# Aim of the exercise
Repeat the material exactly as it appears.

# Supplied data
>> Start

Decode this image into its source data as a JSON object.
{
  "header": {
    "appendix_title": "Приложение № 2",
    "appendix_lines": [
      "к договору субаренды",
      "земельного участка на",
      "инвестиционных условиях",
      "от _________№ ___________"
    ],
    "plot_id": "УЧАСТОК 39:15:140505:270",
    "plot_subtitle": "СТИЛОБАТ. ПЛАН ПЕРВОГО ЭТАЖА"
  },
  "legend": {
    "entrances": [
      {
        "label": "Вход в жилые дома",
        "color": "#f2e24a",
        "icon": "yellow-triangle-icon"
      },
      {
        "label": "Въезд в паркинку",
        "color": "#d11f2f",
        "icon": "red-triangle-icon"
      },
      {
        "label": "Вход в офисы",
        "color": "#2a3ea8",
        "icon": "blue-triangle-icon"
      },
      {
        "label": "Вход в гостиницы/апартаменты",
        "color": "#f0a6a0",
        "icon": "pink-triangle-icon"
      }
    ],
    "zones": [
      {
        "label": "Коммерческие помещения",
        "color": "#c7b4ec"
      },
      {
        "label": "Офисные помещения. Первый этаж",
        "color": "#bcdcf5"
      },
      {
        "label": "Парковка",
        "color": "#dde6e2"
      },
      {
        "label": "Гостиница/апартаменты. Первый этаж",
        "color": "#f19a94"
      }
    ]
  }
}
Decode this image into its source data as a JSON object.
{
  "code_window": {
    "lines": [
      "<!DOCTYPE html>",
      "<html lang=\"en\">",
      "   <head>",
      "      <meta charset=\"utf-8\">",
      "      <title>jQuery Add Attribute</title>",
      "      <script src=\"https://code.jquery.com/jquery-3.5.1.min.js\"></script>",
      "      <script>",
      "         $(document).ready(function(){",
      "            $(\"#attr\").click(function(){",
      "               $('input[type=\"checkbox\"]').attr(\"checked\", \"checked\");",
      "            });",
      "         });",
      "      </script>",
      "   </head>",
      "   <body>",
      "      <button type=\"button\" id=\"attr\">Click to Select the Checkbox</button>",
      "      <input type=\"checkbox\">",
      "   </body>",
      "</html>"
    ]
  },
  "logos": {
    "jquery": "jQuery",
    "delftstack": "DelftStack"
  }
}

>> End

# Expected answer
Decode this image into its source data as a JSON object.
{
  "header": {
    "appendix_title": "Приложение № 2",
    "appendix_lines": [
      "к договору субаренды",
      "земельного участка на",
      "инвестиционных условиях",
      "от _________№ ___________"
    ],
    "plot_id": "УЧАСТОК 39:15:140505:270",
    "plot_subtitle": "СТИЛОБАТ. ПЛАН ПЕРВОГО ЭТАЖА"
  },
  "legend": {
    "entrances": [
      {
        "label": "Вход в жилые дома",
        "color": "#f2e24a",
        "icon": "yellow-triangle-icon"
      },
      {
        "label": "Въезд в паркинку",
        "color": "#d11f2f",
        "icon": "red-triangle-icon"
      },
      {
        "label": "Вход в офисы",
        "color": "#2a3ea8",
        "icon": "blue-triangle-icon"
      },
      {
        "label": "Вход в гостиницы/апартаменты",
        "color": "#f0a6a0",
        "icon": "pink-triangle-icon"
      }
    ],
    "zones": [
      {
        "label": "Коммерческие помещения",
        "color": "#c7b4ec"
      },
      {
        "label": "Офисные помещения. Первый этаж",
        "color": "#bcdcf5"
      },
      {
        "label": "Парковка",
        "color": "#dde6e2"
      },
      {
        "label": "Гостиница/апартаменты. Первый этаж",
        "color": "#f19a94"
      }
    ]
  }
}
Decode this image into its source data as a JSON object.
{
  "code_window": {
    "lines": [
      "<!DOCTYPE html>",
      "<html lang=\"en\">",
      "   <head>",
      "      <meta charset=\"utf-8\">",
      "      <title>jQuery Add Attribute</title>",
      "      <script src=\"https://code.jquery.com/jquery-3.5.1.min.js\"></script>",
      "      <script>",
      "         $(document).ready(function(){",
      "            $(\"#attr\").click(function(){",
      "               $('input[type=\"checkbox\"]').attr(\"checked\", \"checked\");",
      "            });",
      "         });",
      "      </script>",
      "   </head>",
      "   <body>",
      "      <button type=\"button\" id=\"attr\">Click to Select the Checkbox</button>",
      "      <input type=\"checkbox\">",
      "   </body>",
      "</html>"
    ]
  },
  "logos": {
    "jquery": "jQuery",
    "delftstack": "DelftStack"
  }
}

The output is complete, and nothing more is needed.